▶ _PROBLEM TO WORK ON_:
Reproduce the data exactly.

▶ _PROVIDED MATERIAL_:
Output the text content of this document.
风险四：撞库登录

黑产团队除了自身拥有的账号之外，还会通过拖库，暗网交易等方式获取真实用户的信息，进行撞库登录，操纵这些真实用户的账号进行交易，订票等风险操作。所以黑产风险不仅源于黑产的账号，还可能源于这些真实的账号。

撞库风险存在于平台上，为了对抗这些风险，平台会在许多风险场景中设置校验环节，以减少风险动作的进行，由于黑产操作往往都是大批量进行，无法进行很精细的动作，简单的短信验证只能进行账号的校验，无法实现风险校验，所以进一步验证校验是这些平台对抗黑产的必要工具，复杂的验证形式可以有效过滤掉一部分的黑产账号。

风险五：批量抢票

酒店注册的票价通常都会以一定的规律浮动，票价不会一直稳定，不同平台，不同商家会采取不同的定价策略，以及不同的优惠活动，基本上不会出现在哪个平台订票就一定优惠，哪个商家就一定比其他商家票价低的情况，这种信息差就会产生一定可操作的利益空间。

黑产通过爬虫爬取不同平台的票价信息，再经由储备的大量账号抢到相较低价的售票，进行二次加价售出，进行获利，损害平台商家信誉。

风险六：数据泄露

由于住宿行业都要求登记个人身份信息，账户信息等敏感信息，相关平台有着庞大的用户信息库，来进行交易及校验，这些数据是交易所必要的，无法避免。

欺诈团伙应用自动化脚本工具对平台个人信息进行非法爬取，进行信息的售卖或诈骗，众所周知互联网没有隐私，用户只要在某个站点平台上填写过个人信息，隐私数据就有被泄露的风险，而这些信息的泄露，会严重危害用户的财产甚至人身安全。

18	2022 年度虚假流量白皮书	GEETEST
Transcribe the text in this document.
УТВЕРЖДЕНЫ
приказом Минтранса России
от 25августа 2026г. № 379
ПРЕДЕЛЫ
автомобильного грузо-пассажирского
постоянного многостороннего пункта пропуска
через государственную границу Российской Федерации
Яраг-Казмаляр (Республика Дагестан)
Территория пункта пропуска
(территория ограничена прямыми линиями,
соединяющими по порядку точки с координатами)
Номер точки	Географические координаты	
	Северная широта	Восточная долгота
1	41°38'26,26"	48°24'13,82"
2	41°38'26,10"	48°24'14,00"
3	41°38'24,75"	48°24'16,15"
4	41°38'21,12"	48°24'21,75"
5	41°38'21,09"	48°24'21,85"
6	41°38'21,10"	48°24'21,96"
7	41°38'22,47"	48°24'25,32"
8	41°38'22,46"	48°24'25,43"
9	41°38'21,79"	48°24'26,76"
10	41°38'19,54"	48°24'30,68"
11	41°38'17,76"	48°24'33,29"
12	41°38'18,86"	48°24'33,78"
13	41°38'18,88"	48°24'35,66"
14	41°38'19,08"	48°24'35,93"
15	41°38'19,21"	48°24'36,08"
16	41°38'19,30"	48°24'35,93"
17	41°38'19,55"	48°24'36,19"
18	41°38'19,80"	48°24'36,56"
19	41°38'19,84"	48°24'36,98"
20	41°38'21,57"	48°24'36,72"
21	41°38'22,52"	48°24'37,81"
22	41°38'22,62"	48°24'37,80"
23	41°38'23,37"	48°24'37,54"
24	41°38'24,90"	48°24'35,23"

▶ _PROBLEM SOLUTION_:
Output the text content of this document.
风险四：撞库登录

黑产团队除了自身拥有的账号之外，还会通过拖库，暗网交易等方式获取真实用户的信息，进行撞库登录，操纵这些真实用户的账号进行交易，订票等风险操作。所以黑产风险不仅源于黑产的账号，还可能源于这些真实的账号。

撞库风险存在于平台上，为了对抗这些风险，平台会在许多风险场景中设置校验环节，以减少风险动作的进行，由于黑产操作往往都是大批量进行，无法进行很精细的动作，简单的短信验证只能进行账号的校验，无法实现风险校验，所以进一步验证校验是这些平台对抗黑产的必要工具，复杂的验证形式可以有效过滤掉一部分的黑产账号。

风险五：批量抢票

酒店注册的票价通常都会以一定的规律浮动，票价不会一直稳定，不同平台，不同商家会采取不同的定价策略，以及不同的优惠活动，基本上不会出现在哪个平台订票就一定优惠，哪个商家就一定比其他商家票价低的情况，这种信息差就会产生一定可操作的利益空间。

黑产通过爬虫爬取不同平台的票价信息，再经由储备的大量账号抢到相较低价的售票，进行二次加价售出，进行获利，损害平台商家信誉。

风险六：数据泄露

由于住宿行业都要求登记个人身份信息，账户信息等敏感信息，相关平台有着庞大的用户信息库，来进行交易及校验，这些数据是交易所必要的，无法避免。

欺诈团伙应用自动化脚本工具对平台个人信息进行非法爬取，进行信息的售卖或诈骗，众所周知互联网没有隐私，用户只要在某个站点平台上填写过个人信息，隐私数据就有被泄露的风险，而这些信息的泄露，会严重危害用户的财产甚至人身安全。

18	2022 年度虚假流量白皮书	GEETEST
Transcribe the text in this document.
УТВЕРЖДЕНЫ
приказом Минтранса России
от 25августа 2026г. № 379
ПРЕДЕЛЫ
автомобильного грузо-пассажирского
постоянного многостороннего пункта пропуска
через государственную границу Российской Федерации
Яраг-Казмаляр (Республика Дагестан)
Территория пункта пропуска
(территория ограничена прямыми линиями,
соединяющими по порядку точки с координатами)
Номер точки	Географические координаты	
	Северная широта	Восточная долгота
1	41°38'26,26"	48°24'13,82"
2	41°38'26,10"	48°24'14,00"
3	41°38'24,75"	48°24'16,15"
4	41°38'21,12"	48°24'21,75"
5	41°38'21,09"	48°24'21,85"
6	41°38'21,10"	48°24'21,96"
7	41°38'22,47"	48°24'25,32"
8	41°38'22,46"	48°24'25,43"
9	41°38'21,79"	48°24'26,76"
10	41°38'19,54"	48°24'30,68"
11	41°38'17,76"	48°24'33,29"
12	41°38'18,86"	48°24'33,78"
13	41°38'18,88"	48°24'35,66"
14	41°38'19,08"	48°24'35,93"
15	41°38'19,21"	48°24'36,08"
16	41°38'19,30"	48°24'35,93"
17	41°38'19,55"	48°24'36,19"
18	41°38'19,80"	48°24'36,56"
19	41°38'19,84"	48°24'36,98"
20	41°38'21,57"	48°24'36,72"
21	41°38'22,52"	48°24'37,81"
22	41°38'22,62"	48°24'37,80"
23	41°38'23,37"	48°24'37,54"
24	41°38'24,90"	48°24'35,23"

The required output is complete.